### WRITTEN REQUEST
Locate all lines with the word "text" and copy them out.

>> begin MATERIAL FOR THE TASK

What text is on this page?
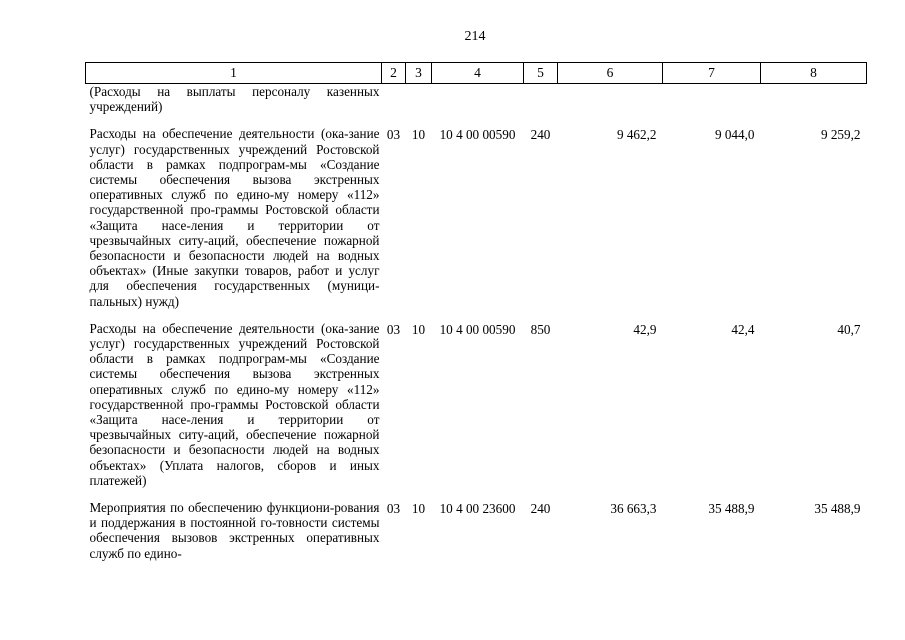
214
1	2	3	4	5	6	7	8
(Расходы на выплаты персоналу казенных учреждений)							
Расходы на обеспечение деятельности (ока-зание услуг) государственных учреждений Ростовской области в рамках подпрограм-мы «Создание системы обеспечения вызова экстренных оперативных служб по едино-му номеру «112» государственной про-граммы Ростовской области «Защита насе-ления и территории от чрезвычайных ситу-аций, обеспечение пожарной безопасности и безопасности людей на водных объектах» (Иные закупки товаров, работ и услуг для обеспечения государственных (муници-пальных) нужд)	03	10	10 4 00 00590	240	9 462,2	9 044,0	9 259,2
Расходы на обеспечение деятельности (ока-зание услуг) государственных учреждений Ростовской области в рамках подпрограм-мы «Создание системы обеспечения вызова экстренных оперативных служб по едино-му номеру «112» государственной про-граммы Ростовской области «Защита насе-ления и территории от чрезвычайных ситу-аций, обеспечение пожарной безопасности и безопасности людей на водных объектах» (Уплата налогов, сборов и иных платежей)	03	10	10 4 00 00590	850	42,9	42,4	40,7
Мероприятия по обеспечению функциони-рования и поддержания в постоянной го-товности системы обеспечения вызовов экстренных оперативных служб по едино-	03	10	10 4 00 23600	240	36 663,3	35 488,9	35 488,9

>> end MATERIAL FOR THE TASK
>> begin MATERIAL FOR THE TASK

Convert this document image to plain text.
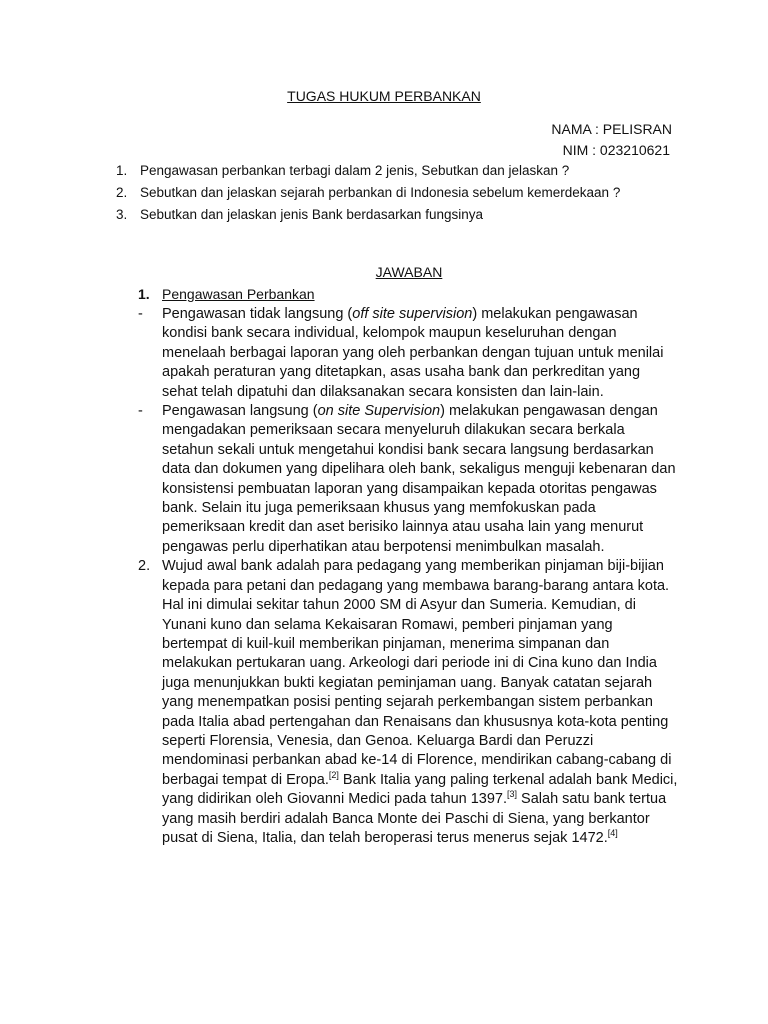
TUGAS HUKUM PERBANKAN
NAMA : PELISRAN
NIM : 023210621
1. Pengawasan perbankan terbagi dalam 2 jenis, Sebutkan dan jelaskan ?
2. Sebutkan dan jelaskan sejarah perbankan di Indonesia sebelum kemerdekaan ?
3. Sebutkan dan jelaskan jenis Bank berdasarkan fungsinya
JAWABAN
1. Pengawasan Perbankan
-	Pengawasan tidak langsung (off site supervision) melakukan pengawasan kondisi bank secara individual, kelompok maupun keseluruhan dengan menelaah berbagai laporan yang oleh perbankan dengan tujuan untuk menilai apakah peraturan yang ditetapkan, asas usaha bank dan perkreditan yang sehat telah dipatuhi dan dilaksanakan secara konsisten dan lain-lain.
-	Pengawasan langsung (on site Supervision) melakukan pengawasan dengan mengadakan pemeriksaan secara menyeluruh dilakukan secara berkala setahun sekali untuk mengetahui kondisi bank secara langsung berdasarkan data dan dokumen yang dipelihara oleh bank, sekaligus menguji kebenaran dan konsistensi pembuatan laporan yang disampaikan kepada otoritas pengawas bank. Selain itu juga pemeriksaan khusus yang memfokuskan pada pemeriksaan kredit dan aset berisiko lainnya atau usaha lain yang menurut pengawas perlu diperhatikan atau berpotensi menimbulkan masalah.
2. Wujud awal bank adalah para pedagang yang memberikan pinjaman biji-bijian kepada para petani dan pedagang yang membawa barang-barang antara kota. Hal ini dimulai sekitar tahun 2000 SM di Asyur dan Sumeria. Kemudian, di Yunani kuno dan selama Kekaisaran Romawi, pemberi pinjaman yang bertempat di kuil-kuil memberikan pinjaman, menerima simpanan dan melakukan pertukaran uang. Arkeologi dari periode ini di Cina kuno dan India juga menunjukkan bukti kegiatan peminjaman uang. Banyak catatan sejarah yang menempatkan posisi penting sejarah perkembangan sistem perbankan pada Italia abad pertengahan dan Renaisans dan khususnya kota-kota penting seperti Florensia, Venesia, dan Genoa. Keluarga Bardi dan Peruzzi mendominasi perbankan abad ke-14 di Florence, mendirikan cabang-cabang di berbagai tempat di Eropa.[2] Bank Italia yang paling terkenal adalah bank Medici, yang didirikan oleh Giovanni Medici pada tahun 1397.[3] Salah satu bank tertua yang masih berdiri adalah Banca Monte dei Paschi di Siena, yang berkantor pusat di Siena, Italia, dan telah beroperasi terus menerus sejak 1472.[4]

>> end MATERIAL FOR THE TASK

### RESPONSE TO THIS EXERCISE
What text is on this page?
Convert this document image to plain text.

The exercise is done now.